■ What needs to be done ■
In the data below, find every line with the string "溶质质量" and pull it out.

■ The input ■
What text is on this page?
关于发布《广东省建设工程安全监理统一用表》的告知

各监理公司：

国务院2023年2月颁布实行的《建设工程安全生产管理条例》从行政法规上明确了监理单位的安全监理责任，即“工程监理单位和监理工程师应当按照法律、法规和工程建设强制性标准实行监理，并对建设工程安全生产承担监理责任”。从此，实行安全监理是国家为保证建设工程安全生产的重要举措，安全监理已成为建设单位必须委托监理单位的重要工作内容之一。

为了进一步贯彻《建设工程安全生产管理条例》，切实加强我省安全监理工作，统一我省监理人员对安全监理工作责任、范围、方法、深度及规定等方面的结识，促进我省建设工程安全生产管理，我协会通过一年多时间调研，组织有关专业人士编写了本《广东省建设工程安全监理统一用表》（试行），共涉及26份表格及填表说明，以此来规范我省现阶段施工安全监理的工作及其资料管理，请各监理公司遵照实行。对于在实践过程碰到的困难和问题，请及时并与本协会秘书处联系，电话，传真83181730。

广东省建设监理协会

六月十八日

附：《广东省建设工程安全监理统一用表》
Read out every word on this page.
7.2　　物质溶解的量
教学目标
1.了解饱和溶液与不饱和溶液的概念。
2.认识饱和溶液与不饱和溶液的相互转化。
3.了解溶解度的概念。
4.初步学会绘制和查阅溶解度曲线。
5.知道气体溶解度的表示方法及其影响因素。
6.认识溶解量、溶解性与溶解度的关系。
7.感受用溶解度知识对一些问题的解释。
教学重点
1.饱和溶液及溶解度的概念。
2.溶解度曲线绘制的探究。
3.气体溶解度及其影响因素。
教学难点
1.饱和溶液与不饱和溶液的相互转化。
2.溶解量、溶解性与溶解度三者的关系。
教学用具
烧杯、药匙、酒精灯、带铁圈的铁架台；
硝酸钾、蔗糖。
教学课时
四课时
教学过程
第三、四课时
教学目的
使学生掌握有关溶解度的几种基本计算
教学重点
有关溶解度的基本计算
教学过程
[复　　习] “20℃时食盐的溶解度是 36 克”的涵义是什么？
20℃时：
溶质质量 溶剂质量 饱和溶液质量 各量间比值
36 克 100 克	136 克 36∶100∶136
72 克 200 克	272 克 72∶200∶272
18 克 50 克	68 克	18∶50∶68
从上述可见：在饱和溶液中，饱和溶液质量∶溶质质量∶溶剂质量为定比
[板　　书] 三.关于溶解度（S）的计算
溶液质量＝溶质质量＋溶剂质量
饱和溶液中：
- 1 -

■ Reply to the exercise ■
溶质质量 溶剂质量 饱和溶液质量 各量间比值
从上述可见：在饱和溶液中，饱和溶液质量∶溶质质量∶溶剂质量为定比
溶液质量＝溶质质量＋溶剂质量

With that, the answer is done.